● **Task brief**: Return the records exactly as they are.

Collected data entries
▼▼▼
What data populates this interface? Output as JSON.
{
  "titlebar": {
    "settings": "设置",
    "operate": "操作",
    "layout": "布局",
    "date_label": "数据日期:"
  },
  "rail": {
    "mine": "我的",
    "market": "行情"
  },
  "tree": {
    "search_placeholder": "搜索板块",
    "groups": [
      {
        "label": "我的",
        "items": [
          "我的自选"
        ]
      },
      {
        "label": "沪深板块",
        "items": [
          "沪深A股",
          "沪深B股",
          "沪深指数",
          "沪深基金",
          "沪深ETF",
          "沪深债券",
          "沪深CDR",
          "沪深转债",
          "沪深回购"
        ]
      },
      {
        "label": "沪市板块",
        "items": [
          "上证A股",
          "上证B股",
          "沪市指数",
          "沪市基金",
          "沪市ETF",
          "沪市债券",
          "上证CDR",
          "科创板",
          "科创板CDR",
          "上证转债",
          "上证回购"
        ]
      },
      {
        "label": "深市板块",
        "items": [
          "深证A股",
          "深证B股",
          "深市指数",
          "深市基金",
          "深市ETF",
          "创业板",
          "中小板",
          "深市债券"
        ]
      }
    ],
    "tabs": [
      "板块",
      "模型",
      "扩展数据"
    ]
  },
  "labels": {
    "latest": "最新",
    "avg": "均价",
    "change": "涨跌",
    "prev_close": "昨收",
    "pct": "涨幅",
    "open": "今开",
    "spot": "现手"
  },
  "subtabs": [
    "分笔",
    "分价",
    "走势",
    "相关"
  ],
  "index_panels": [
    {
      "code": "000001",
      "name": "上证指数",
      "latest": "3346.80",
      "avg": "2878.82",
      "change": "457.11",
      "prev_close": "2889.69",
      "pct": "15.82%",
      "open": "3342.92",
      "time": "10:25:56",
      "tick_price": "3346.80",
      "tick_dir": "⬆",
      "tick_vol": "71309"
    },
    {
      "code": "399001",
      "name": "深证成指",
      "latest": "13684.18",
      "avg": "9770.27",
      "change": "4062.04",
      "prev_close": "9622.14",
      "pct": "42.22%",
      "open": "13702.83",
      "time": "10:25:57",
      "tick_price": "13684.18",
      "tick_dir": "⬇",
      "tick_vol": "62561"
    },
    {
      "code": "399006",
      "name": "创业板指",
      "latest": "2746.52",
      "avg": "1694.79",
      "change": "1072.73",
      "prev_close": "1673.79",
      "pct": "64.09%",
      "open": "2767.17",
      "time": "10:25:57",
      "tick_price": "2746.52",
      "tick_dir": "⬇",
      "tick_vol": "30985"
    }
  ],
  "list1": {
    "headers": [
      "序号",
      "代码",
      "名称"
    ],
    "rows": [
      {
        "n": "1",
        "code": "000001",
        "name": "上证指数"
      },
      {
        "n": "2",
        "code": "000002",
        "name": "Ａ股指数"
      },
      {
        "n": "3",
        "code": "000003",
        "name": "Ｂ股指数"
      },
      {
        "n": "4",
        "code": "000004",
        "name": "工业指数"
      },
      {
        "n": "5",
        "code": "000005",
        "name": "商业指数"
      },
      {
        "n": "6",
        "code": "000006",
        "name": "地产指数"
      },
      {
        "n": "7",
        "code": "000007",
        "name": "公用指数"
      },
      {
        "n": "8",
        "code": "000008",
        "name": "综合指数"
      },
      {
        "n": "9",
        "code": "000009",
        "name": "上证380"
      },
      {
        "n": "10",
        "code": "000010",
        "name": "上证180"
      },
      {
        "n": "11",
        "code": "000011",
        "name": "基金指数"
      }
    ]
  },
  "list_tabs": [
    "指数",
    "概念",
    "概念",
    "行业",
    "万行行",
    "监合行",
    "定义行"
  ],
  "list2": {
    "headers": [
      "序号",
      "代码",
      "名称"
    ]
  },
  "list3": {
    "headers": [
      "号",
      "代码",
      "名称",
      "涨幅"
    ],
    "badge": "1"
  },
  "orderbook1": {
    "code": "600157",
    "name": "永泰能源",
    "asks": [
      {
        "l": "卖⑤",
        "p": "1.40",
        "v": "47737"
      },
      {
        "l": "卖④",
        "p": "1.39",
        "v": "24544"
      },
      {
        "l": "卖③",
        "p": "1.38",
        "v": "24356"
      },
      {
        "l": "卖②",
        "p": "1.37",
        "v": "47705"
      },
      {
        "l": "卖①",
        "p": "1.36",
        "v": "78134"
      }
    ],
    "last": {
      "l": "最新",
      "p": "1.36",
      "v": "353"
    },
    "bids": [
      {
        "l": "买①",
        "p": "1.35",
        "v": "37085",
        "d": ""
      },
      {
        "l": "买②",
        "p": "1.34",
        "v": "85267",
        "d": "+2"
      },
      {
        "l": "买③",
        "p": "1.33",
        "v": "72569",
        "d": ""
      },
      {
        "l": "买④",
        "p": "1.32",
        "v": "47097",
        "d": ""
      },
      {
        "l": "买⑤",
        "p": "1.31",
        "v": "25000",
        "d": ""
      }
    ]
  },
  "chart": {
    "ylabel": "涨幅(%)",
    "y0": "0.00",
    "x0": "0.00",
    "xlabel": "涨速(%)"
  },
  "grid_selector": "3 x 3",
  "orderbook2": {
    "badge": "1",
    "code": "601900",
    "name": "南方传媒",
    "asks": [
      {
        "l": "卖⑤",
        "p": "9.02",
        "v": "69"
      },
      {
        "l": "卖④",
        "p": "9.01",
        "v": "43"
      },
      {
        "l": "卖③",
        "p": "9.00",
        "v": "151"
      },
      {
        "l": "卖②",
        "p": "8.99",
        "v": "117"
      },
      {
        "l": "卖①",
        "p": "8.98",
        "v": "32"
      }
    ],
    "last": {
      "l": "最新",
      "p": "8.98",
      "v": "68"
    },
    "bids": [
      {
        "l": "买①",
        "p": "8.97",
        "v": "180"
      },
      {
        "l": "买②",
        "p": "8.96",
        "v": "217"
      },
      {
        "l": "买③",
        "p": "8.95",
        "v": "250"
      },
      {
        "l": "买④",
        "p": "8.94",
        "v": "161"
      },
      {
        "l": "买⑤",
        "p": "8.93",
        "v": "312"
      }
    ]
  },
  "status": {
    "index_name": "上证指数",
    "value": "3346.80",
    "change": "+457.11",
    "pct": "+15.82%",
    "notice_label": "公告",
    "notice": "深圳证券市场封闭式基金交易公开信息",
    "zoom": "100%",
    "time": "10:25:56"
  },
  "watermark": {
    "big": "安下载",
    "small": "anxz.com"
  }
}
▲▲▲
● **Exercise result**:
What data populates this interface? Output as JSON.
{
  "titlebar": {
    "settings": "设置",
    "operate": "操作",
    "layout": "布局",
    "date_label": "数据日期:"
  },
  "rail": {
    "mine": "我的",
    "market": "行情"
  },
  "tree": {
    "search_placeholder": "搜索板块",
    "groups": [
      {
        "label": "我的",
        "items": [
          "我的自选"
        ]
      },
      {
        "label": "沪深板块",
        "items": [
          "沪深A股",
          "沪深B股",
          "沪深指数",
          "沪深基金",
          "沪深ETF",
          "沪深债券",
          "沪深CDR",
          "沪深转债",
          "沪深回购"
        ]
      },
      {
        "label": "沪市板块",
        "items": [
          "上证A股",
          "上证B股",
          "沪市指数",
          "沪市基金",
          "沪市ETF",
          "沪市债券",
          "上证CDR",
          "科创板",
          "科创板CDR",
          "上证转债",
          "上证回购"
        ]
      },
      {
        "label": "深市板块",
        "items": [
          "深证A股",
          "深证B股",
          "深市指数",
          "深市基金",
          "深市ETF",
          "创业板",
          "中小板",
          "深市债券"
        ]
      }
    ],
    "tabs": [
      "板块",
      "模型",
      "扩展数据"
    ]
  },
  "labels": {
    "latest": "最新",
    "avg": "均价",
    "change": "涨跌",
    "prev_close": "昨收",
    "pct": "涨幅",
    "open": "今开",
    "spot": "现手"
  },
  "subtabs": [
    "分笔",
    "分价",
    "走势",
    "相关"
  ],
  "index_panels": [
    {
      "code": "000001",
      "name": "上证指数",
      "latest": "3346.80",
      "avg": "2878.82",
      "change": "457.11",
      "prev_close": "2889.69",
      "pct": "15.82%",
      "open": "3342.92",
      "time": "10:25:56",
      "tick_price": "3346.80",
      "tick_dir": "⬆",
      "tick_vol": "71309"
    },
    {
      "code": "399001",
      "name": "深证成指",
      "latest": "13684.18",
      "avg": "9770.27",
      "change": "4062.04",
      "prev_close": "9622.14",
      "pct": "42.22%",
      "open": "13702.83",
      "time": "10:25:57",
      "tick_price": "13684.18",
      "tick_dir": "⬇",
      "tick_vol": "62561"
    },
    {
      "code": "399006",
      "name": "创业板指",
      "latest": "2746.52",
      "avg": "1694.79",
      "change": "1072.73",
      "prev_close": "1673.79",
      "pct": "64.09%",
      "open": "2767.17",
      "time": "10:25:57",
      "tick_price": "2746.52",
      "tick_dir": "⬇",
      "tick_vol": "30985"
    }
  ],
  "list1": {
    "headers": [
      "序号",
      "代码",
      "名称"
    ],
    "rows": [
      {
        "n": "1",
        "code": "000001",
        "name": "上证指数"
      },
      {
        "n": "2",
        "code": "000002",
        "name": "Ａ股指数"
      },
      {
        "n": "3",
        "code": "000003",
        "name": "Ｂ股指数"
      },
      {
        "n": "4",
        "code": "000004",
        "name": "工业指数"
      },
      {
        "n": "5",
        "code": "000005",
        "name": "商业指数"
      },
      {
        "n": "6",
        "code": "000006",
        "name": "地产指数"
      },
      {
        "n": "7",
        "code": "000007",
        "name": "公用指数"
      },
      {
        "n": "8",
        "code": "000008",
        "name": "综合指数"
      },
      {
        "n": "9",
        "code": "000009",
        "name": "上证380"
      },
      {
        "n": "10",
        "code": "000010",
        "name": "上证180"
      },
      {
        "n": "11",
        "code": "000011",
        "name": "基金指数"
      }
    ]
  },
  "list_tabs": [
    "指数",
    "概念",
    "概念",
    "行业",
    "万行行",
    "监合行",
    "定义行"
  ],
  "list2": {
    "headers": [
      "序号",
      "代码",
      "名称"
    ]
  },
  "list3": {
    "headers": [
      "号",
      "代码",
      "名称",
      "涨幅"
    ],
    "badge": "1"
  },
  "orderbook1": {
    "code": "600157",
    "name": "永泰能源",
    "asks": [
      {
        "l": "卖⑤",
        "p": "1.40",
        "v": "47737"
      },
      {
        "l": "卖④",
        "p": "1.39",
        "v": "24544"
      },
      {
        "l": "卖③",
        "p": "1.38",
        "v": "24356"
      },
      {
        "l": "卖②",
        "p": "1.37",
        "v": "47705"
      },
      {
        "l": "卖①",
        "p": "1.36",
        "v": "78134"
      }
    ],
    "last": {
      "l": "最新",
      "p": "1.36",
      "v": "353"
    },
    "bids": [
      {
        "l": "买①",
        "p": "1.35",
        "v": "37085",
        "d": ""
      },
      {
        "l": "买②",
        "p": "1.34",
        "v": "85267",
        "d": "+2"
      },
      {
        "l": "买③",
        "p": "1.33",
        "v": "72569",
        "d": ""
      },
      {
        "l": "买④",
        "p": "1.32",
        "v": "47097",
        "d": ""
      },
      {
        "l": "买⑤",
        "p": "1.31",
        "v": "25000",
        "d": ""
      }
    ]
  },
  "chart": {
    "ylabel": "涨幅(%)",
    "y0": "0.00",
    "x0": "0.00",
    "xlabel": "涨速(%)"
  },
  "grid_selector": "3 x 3",
  "orderbook2": {
    "badge": "1",
    "code": "601900",
    "name": "南方传媒",
    "asks": [
      {
        "l": "卖⑤",
        "p": "9.02",
        "v": "69"
      },
      {
        "l": "卖④",
        "p": "9.01",
        "v": "43"
      },
      {
        "l": "卖③",
        "p": "9.00",
        "v": "151"
      },
      {
        "l": "卖②",
        "p": "8.99",
        "v": "117"
      },
      {
        "l": "卖①",
        "p": "8.98",
        "v": "32"
      }
    ],
    "last": {
      "l": "最新",
      "p": "8.98",
      "v": "68"
    },
    "bids": [
      {
        "l": "买①",
        "p": "8.97",
        "v": "180"
      },
      {
        "l": "买②",
        "p": "8.96",
        "v": "217"
      },
      {
        "l": "买③",
        "p": "8.95",
        "v": "250"
      },
      {
        "l": "买④",
        "p": "8.94",
        "v": "161"
      },
      {
        "l": "买⑤",
        "p": "8.93",
        "v": "312"
      }
    ]
  },
  "status": {
    "index_name": "上证指数",
    "value": "3346.80",
    "change": "+457.11",
    "pct": "+15.82%",
    "notice_label": "公告",
    "notice": "深圳证券市场封闭式基金交易公开信息",
    "zoom": "100%",
    "time": "10:25:56"
  },
  "watermark": {
    "big": "安下载",
    "small": "anxz.com"
  }
}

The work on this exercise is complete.